» **TASK**:
Quote the entries that follow exactly, leaving none out.

[Figure contents as structured data]
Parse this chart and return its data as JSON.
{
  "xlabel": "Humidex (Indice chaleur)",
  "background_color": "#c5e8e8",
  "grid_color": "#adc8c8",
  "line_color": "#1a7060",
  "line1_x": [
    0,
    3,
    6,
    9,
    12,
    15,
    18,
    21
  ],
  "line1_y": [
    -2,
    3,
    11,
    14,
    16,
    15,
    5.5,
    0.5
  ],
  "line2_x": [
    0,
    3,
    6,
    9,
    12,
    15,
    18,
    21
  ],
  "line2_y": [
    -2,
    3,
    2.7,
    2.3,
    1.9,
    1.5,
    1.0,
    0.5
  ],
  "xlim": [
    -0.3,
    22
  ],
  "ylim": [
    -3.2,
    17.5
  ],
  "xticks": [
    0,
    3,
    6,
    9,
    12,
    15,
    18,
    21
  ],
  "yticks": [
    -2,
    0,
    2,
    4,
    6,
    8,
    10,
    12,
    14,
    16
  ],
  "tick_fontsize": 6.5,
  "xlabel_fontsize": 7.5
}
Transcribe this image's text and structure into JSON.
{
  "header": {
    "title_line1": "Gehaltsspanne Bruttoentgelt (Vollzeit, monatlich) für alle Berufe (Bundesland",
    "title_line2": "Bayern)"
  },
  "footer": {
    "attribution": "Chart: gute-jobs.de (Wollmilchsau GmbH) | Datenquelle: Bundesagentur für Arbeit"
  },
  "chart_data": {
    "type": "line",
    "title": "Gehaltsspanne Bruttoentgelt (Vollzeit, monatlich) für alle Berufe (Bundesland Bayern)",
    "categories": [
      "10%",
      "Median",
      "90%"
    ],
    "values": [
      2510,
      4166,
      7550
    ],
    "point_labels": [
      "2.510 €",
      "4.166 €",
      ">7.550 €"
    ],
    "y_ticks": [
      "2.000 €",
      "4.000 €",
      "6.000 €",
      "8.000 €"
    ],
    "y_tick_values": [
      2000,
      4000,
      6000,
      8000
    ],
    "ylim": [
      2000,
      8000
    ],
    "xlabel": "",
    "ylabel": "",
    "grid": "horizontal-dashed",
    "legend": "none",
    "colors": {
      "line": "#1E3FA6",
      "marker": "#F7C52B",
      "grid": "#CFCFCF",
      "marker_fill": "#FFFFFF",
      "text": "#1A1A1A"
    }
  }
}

» **RESPONSE TO THE TASK**:
Parse this chart and return its data as JSON.
{
  "xlabel": "Humidex (Indice chaleur)",
  "background_color": "#c5e8e8",
  "grid_color": "#adc8c8",
  "line_color": "#1a7060",
  "line1_x": [
    0,
    3,
    6,
    9,
    12,
    15,
    18,
    21
  ],
  "line1_y": [
    -2,
    3,
    11,
    14,
    16,
    15,
    5.5,
    0.5
  ],
  "line2_x": [
    0,
    3,
    6,
    9,
    12,
    15,
    18,
    21
  ],
  "line2_y": [
    -2,
    3,
    2.7,
    2.3,
    1.9,
    1.5,
    1.0,
    0.5
  ],
  "xlim": [
    -0.3,
    22
  ],
  "ylim": [
    -3.2,
    17.5
  ],
  "xticks": [
    0,
    3,
    6,
    9,
    12,
    15,
    18,
    21
  ],
  "yticks": [
    -2,
    0,
    2,
    4,
    6,
    8,
    10,
    12,
    14,
    16
  ],
  "tick_fontsize": 6.5,
  "xlabel_fontsize": 7.5
}
Transcribe this image's text and structure into JSON.
{
  "header": {
    "title_line1": "Gehaltsspanne Bruttoentgelt (Vollzeit, monatlich) für alle Berufe (Bundesland",
    "title_line2": "Bayern)"
  },
  "footer": {
    "attribution": "Chart: gute-jobs.de (Wollmilchsau GmbH) | Datenquelle: Bundesagentur für Arbeit"
  },
  "chart_data": {
    "type": "line",
    "title": "Gehaltsspanne Bruttoentgelt (Vollzeit, monatlich) für alle Berufe (Bundesland Bayern)",
    "categories": [
      "10%",
      "Median",
      "90%"
    ],
    "values": [
      2510,
      4166,
      7550
    ],
    "point_labels": [
      "2.510 €",
      "4.166 €",
      ">7.550 €"
    ],
    "y_ticks": [
      "2.000 €",
      "4.000 €",
      "6.000 €",
      "8.000 €"
    ],
    "y_tick_values": [
      2000,
      4000,
      6000,
      8000
    ],
    "ylim": [
      2000,
      8000
    ],
    "xlabel": "",
    "ylabel": "",
    "grid": "horizontal-dashed",
    "legend": "none",
    "colors": {
      "line": "#1E3FA6",
      "marker": "#F7C52B",
      "grid": "#CFCFCF",
      "marker_fill": "#FFFFFF",
      "text": "#1A1A1A"
    }
  }
}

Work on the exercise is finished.